• [Aim of the exercise]:
What follows is a set of records, each of which is to be written out exactly.

A block of data:
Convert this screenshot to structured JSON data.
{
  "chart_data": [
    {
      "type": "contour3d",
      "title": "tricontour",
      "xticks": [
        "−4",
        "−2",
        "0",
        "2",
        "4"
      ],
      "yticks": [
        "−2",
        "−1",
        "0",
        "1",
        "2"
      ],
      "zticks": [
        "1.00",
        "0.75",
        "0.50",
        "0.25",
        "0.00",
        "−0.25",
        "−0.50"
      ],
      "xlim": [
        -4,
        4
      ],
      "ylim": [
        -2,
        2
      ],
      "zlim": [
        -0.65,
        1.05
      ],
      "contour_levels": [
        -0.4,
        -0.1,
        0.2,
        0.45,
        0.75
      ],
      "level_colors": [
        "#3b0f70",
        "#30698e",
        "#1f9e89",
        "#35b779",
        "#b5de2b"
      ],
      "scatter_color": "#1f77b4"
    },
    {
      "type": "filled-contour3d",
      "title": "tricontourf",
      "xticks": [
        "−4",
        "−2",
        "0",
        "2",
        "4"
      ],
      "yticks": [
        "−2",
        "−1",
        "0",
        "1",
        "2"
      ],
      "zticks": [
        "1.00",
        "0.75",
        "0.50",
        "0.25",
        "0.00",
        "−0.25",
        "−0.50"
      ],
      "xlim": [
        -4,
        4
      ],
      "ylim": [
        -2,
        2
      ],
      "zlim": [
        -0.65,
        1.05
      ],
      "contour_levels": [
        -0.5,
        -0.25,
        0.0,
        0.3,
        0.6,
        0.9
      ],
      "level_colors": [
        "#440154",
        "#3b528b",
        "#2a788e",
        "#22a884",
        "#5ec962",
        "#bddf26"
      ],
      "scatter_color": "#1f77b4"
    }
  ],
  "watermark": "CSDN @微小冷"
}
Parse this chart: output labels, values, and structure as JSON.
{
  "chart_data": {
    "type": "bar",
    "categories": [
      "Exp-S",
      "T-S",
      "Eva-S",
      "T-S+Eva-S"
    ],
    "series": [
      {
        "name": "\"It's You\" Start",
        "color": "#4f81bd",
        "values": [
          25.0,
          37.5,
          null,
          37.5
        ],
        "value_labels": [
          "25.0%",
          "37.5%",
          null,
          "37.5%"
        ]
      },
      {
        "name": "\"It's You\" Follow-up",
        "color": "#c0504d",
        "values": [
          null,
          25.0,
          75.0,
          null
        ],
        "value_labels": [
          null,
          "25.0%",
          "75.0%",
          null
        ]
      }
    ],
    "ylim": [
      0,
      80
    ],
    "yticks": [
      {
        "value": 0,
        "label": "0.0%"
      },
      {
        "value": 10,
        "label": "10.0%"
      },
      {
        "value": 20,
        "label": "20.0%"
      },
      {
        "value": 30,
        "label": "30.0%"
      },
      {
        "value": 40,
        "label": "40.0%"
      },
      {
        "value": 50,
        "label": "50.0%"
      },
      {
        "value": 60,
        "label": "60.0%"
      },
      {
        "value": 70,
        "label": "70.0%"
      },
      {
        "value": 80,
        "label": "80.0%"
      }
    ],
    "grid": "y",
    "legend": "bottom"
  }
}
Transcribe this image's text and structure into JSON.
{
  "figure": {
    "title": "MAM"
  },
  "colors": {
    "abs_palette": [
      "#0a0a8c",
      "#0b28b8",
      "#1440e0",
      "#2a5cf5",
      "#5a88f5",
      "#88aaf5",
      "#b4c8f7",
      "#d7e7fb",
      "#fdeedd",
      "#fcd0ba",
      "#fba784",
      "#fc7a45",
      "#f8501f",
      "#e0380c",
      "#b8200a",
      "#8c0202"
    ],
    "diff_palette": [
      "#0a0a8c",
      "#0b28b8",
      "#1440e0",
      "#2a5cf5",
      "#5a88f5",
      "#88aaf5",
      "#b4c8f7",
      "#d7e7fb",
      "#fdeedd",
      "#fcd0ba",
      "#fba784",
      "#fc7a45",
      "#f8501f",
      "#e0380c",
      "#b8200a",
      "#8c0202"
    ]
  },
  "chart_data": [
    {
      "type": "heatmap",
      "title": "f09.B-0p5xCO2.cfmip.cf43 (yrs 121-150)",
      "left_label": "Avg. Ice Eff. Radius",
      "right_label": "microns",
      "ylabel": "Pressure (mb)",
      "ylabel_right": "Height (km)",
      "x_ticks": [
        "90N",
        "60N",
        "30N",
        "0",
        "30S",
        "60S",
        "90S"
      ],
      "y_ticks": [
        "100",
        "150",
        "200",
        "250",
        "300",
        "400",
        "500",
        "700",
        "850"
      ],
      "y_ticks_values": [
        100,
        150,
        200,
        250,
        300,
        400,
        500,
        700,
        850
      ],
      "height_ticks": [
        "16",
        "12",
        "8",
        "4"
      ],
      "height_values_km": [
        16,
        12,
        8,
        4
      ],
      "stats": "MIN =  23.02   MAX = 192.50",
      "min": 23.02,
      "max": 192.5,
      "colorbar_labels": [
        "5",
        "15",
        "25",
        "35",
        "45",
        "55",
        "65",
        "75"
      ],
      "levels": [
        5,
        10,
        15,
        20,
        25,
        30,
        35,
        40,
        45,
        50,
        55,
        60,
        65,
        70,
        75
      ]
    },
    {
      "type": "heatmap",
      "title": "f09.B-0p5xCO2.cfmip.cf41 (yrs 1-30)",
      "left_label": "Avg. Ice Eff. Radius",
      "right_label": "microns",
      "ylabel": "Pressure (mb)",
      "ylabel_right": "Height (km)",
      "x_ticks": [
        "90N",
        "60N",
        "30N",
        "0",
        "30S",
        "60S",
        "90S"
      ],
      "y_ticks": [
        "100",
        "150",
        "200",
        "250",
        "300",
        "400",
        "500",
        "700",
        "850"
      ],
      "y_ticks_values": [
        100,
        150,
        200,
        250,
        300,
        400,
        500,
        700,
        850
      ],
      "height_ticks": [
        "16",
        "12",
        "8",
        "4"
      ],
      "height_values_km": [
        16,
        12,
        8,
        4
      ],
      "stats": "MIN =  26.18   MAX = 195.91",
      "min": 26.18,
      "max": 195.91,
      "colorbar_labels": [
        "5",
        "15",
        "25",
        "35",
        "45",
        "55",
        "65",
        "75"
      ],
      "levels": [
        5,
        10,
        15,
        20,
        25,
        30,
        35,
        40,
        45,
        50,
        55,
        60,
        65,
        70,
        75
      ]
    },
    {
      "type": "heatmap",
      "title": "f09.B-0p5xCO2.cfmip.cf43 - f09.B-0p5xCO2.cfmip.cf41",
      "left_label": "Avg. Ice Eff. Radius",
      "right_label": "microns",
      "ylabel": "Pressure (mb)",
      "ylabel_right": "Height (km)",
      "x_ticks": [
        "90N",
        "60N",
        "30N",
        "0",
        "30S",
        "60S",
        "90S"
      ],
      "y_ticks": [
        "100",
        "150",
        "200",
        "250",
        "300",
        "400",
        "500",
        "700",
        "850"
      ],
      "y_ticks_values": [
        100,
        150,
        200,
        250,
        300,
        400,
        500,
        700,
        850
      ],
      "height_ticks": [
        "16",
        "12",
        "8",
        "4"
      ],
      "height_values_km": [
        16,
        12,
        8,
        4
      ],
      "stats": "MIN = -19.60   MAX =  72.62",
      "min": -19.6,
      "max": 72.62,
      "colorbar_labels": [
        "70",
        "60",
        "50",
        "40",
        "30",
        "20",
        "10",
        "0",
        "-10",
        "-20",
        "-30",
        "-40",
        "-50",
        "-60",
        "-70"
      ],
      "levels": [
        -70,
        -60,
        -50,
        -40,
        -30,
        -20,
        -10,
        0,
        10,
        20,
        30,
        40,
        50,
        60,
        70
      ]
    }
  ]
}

• [Answer to this task]:
Convert this screenshot to structured JSON data.
{
  "chart_data": [
    {
      "type": "contour3d",
      "title": "tricontour",
      "xticks": [
        "−4",
        "−2",
        "0",
        "2",
        "4"
      ],
      "yticks": [
        "−2",
        "−1",
        "0",
        "1",
        "2"
      ],
      "zticks": [
        "1.00",
        "0.75",
        "0.50",
        "0.25",
        "0.00",
        "−0.25",
        "−0.50"
      ],
      "xlim": [
        -4,
        4
      ],
      "ylim": [
        -2,
        2
      ],
      "zlim": [
        -0.65,
        1.05
      ],
      "contour_levels": [
        -0.4,
        -0.1,
        0.2,
        0.45,
        0.75
      ],
      "level_colors": [
        "#3b0f70",
        "#30698e",
        "#1f9e89",
        "#35b779",
        "#b5de2b"
      ],
      "scatter_color": "#1f77b4"
    },
    {
      "type": "filled-contour3d",
      "title": "tricontourf",
      "xticks": [
        "−4",
        "−2",
        "0",
        "2",
        "4"
      ],
      "yticks": [
        "−2",
        "−1",
        "0",
        "1",
        "2"
      ],
      "zticks": [
        "1.00",
        "0.75",
        "0.50",
        "0.25",
        "0.00",
        "−0.25",
        "−0.50"
      ],
      "xlim": [
        -4,
        4
      ],
      "ylim": [
        -2,
        2
      ],
      "zlim": [
        -0.65,
        1.05
      ],
      "contour_levels": [
        -0.5,
        -0.25,
        0.0,
        0.3,
        0.6,
        0.9
      ],
      "level_colors": [
        "#440154",
        "#3b528b",
        "#2a788e",
        "#22a884",
        "#5ec962",
        "#bddf26"
      ],
      "scatter_color": "#1f77b4"
    }
  ],
  "watermark": "CSDN @微小冷"
}
Parse this chart: output labels, values, and structure as JSON.
{
  "chart_data": {
    "type": "bar",
    "categories": [
      "Exp-S",
      "T-S",
      "Eva-S",
      "T-S+Eva-S"
    ],
    "series": [
      {
        "name": "\"It's You\" Start",
        "color": "#4f81bd",
        "values": [
          25.0,
          37.5,
          null,
          37.5
        ],
        "value_labels": [
          "25.0%",
          "37.5%",
          null,
          "37.5%"
        ]
      },
      {
        "name": "\"It's You\" Follow-up",
        "color": "#c0504d",
        "values": [
          null,
          25.0,
          75.0,
          null
        ],
        "value_labels": [
          null,
          "25.0%",
          "75.0%",
          null
        ]
      }
    ],
    "ylim": [
      0,
      80
    ],
    "yticks": [
      {
        "value": 0,
        "label": "0.0%"
      },
      {
        "value": 10,
        "label": "10.0%"
      },
      {
        "value": 20,
        "label": "20.0%"
      },
      {
        "value": 30,
        "label": "30.0%"
      },
      {
        "value": 40,
        "label": "40.0%"
      },
      {
        "value": 50,
        "label": "50.0%"
      },
      {
        "value": 60,
        "label": "60.0%"
      },
      {
        "value": 70,
        "label": "70.0%"
      },
      {
        "value": 80,
        "label": "80.0%"
      }
    ],
    "grid": "y",
    "legend": "bottom"
  }
}
Transcribe this image's text and structure into JSON.
{
  "figure": {
    "title": "MAM"
  },
  "colors": {
    "abs_palette": [
      "#0a0a8c",
      "#0b28b8",
      "#1440e0",
      "#2a5cf5",
      "#5a88f5",
      "#88aaf5",
      "#b4c8f7",
      "#d7e7fb",
      "#fdeedd",
      "#fcd0ba",
      "#fba784",
      "#fc7a45",
      "#f8501f",
      "#e0380c",
      "#b8200a",
      "#8c0202"
    ],
    "diff_palette": [
      "#0a0a8c",
      "#0b28b8",
      "#1440e0",
      "#2a5cf5",
      "#5a88f5",
      "#88aaf5",
      "#b4c8f7",
      "#d7e7fb",
      "#fdeedd",
      "#fcd0ba",
      "#fba784",
      "#fc7a45",
      "#f8501f",
      "#e0380c",
      "#b8200a",
      "#8c0202"
    ]
  },
  "chart_data": [
    {
      "type": "heatmap",
      "title": "f09.B-0p5xCO2.cfmip.cf43 (yrs 121-150)",
      "left_label": "Avg. Ice Eff. Radius",
      "right_label": "microns",
      "ylabel": "Pressure (mb)",
      "ylabel_right": "Height (km)",
      "x_ticks": [
        "90N",
        "60N",
        "30N",
        "0",
        "30S",
        "60S",
        "90S"
      ],
      "y_ticks": [
        "100",
        "150",
        "200",
        "250",
        "300",
        "400",
        "500",
        "700",
        "850"
      ],
      "y_ticks_values": [
        100,
        150,
        200,
        250,
        300,
        400,
        500,
        700,
        850
      ],
      "height_ticks": [
        "16",
        "12",
        "8",
        "4"
      ],
      "height_values_km": [
        16,
        12,
        8,
        4
      ],
      "stats": "MIN =  23.02   MAX = 192.50",
      "min": 23.02,
      "max": 192.5,
      "colorbar_labels": [
        "5",
        "15",
        "25",
        "35",
        "45",
        "55",
        "65",
        "75"
      ],
      "levels": [
        5,
        10,
        15,
        20,
        25,
        30,
        35,
        40,
        45,
        50,
        55,
        60,
        65,
        70,
        75
      ]
    },
    {
      "type": "heatmap",
      "title": "f09.B-0p5xCO2.cfmip.cf41 (yrs 1-30)",
      "left_label": "Avg. Ice Eff. Radius",
      "right_label": "microns",
      "ylabel": "Pressure (mb)",
      "ylabel_right": "Height (km)",
      "x_ticks": [
        "90N",
        "60N",
        "30N",
        "0",
        "30S",
        "60S",
        "90S"
      ],
      "y_ticks": [
        "100",
        "150",
        "200",
        "250",
        "300",
        "400",
        "500",
        "700",
        "850"
      ],
      "y_ticks_values": [
        100,
        150,
        200,
        250,
        300,
        400,
        500,
        700,
        850
      ],
      "height_ticks": [
        "16",
        "12",
        "8",
        "4"
      ],
      "height_values_km": [
        16,
        12,
        8,
        4
      ],
      "stats": "MIN =  26.18   MAX = 195.91",
      "min": 26.18,
      "max": 195.91,
      "colorbar_labels": [
        "5",
        "15",
        "25",
        "35",
        "45",
        "55",
        "65",
        "75"
      ],
      "levels": [
        5,
        10,
        15,
        20,
        25,
        30,
        35,
        40,
        45,
        50,
        55,
        60,
        65,
        70,
        75
      ]
    },
    {
      "type": "heatmap",
      "title": "f09.B-0p5xCO2.cfmip.cf43 - f09.B-0p5xCO2.cfmip.cf41",
      "left_label": "Avg. Ice Eff. Radius",
      "right_label": "microns",
      "ylabel": "Pressure (mb)",
      "ylabel_right": "Height (km)",
      "x_ticks": [
        "90N",
        "60N",
        "30N",
        "0",
        "30S",
        "60S",
        "90S"
      ],
      "y_ticks": [
        "100",
        "150",
        "200",
        "250",
        "300",
        "400",
        "500",
        "700",
        "850"
      ],
      "y_ticks_values": [
        100,
        150,
        200,
        250,
        300,
        400,
        500,
        700,
        850
      ],
      "height_ticks": [
        "16",
        "12",
        "8",
        "4"
      ],
      "height_values_km": [
        16,
        12,
        8,
        4
      ],
      "stats": "MIN = -19.60   MAX =  72.62",
      "min": -19.6,
      "max": 72.62,
      "colorbar_labels": [
        "70",
        "60",
        "50",
        "40",
        "30",
        "20",
        "10",
        "0",
        "-10",
        "-20",
        "-30",
        "-40",
        "-50",
        "-60",
        "-70"
      ],
      "levels": [
        -70,
        -60,
        -50,
        -40,
        -30,
        -20,
        -10,
        0,
        10,
        20,
        30,
        40,
        50,
        60,
        70
      ]
    }
  ]
}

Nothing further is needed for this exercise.